Select all lines with the string "Минск" in them, and copy those lines.

* start EXERCISE INPUTS *

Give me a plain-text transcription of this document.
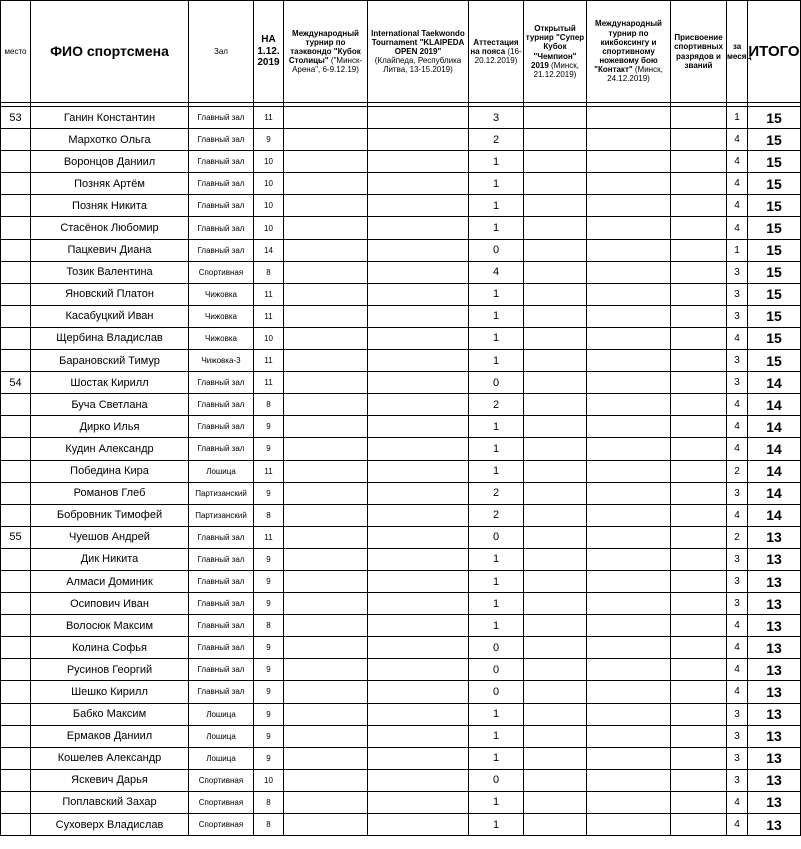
место	ФИО спортсмена	Зал	НА
1.12.
2019	Международный турнир по таэквондо "Кубок Столицы" ("Минск-Арена", 6-9.12.19)	International Taekwondo Tournament "KLAIPEDA OPEN 2019"
(Клайпеда, Республика Литва, 13-15.2019)	Аттестация на пояса (16-20.12.2019)	Открытый турнир "Супер Кубок "Чемпион" 2019 (Минск, 21.12.2019)	Международный турнир по кикбоксингу и спортивному ножевому бою "Контакт" (Минск, 24.12.2019)	Присвоение спортивных разрядов и званий	за месяц	ИТОГО

53	Ганин Константин	Главный зал	11			3				1	15
	Мархотко Ольга	Главный зал	9			2				4	15
	Воронцов Даниил	Главный зал	10			1				4	15
	Позняк Артём	Главный зал	10			1				4	15
	Позняк Никита	Главный зал	10			1				4	15
	Стасёнок Любомир	Главный зал	10			1				4	15
	Пацкевич Диана	Главный зал	14			0				1	15
	Тозик Валентина	Спортивная	8			4				3	15
	Яновский Платон	Чижовка	11			1				3	15
	Касабуцкий Иван	Чижовка	11			1				3	15
	Щербина Владислав	Чижовка	10			1				4	15
	Барановский Тимур	Чижовка-3	11			1				3	15
54	Шостак Кирилл	Главный зал	11			0				3	14
	Буча Светлана	Главный зал	8			2				4	14
	Дирко Илья	Главный зал	9			1				4	14
	Кудин Александр	Главный зал	9			1				4	14
	Победина Кира	Лошица	11			1				2	14
	Романов Глеб	Партизанский	9			2				3	14
	Бобровник Тимофей	Партизанский	8			2				4	14
55	Чуешов Андрей	Главный зал	11			0				2	13
	Дик Никита	Главный зал	9			1				3	13
	Алмаси Доминик	Главный зал	9			1				3	13
	Осипович Иван	Главный зал	9			1				3	13
	Волосюк Максим	Главный зал	8			1				4	13
	Колина Софья	Главный зал	9			0				4	13
	Русинов Георгий	Главный зал	9			0				4	13
	Шешко Кирилл	Главный зал	9			0				4	13
	Бабко Максим	Лошица	9			1				3	13
	Ермаков Даниил	Лошица	9			1				3	13
	Кошелев Александр	Лошица	9			1				3	13
	Яскевич Дарья	Спортивная	10			0				3	13
	Поплавский Захар	Спортивная	8			1				4	13
	Суховерх Владислав	Спортивная	8			1				4	13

* end EXERCISE INPUTS *

→ **REPLY TO THE TASK**:
2019	Международный турнир по таэквондо "Кубок Столицы" ("Минск-Арена", 6-9.12.19)	International Taekwondo Tournament "KLAIPEDA OPEN 2019"
(Клайпеда, Республика Литва, 13-15.2019)	Аттестация на пояса (16-20.12.2019)	Открытый турнир "Супер Кубок "Чемпион" 2019 (Минск, 21.12.2019)	Международный турнир по кикбоксингу и спортивному ножевому бою "Контакт" (Минск, 24.12.2019)	Присвоение спортивных разрядов и званий	за месяц	ИТОГО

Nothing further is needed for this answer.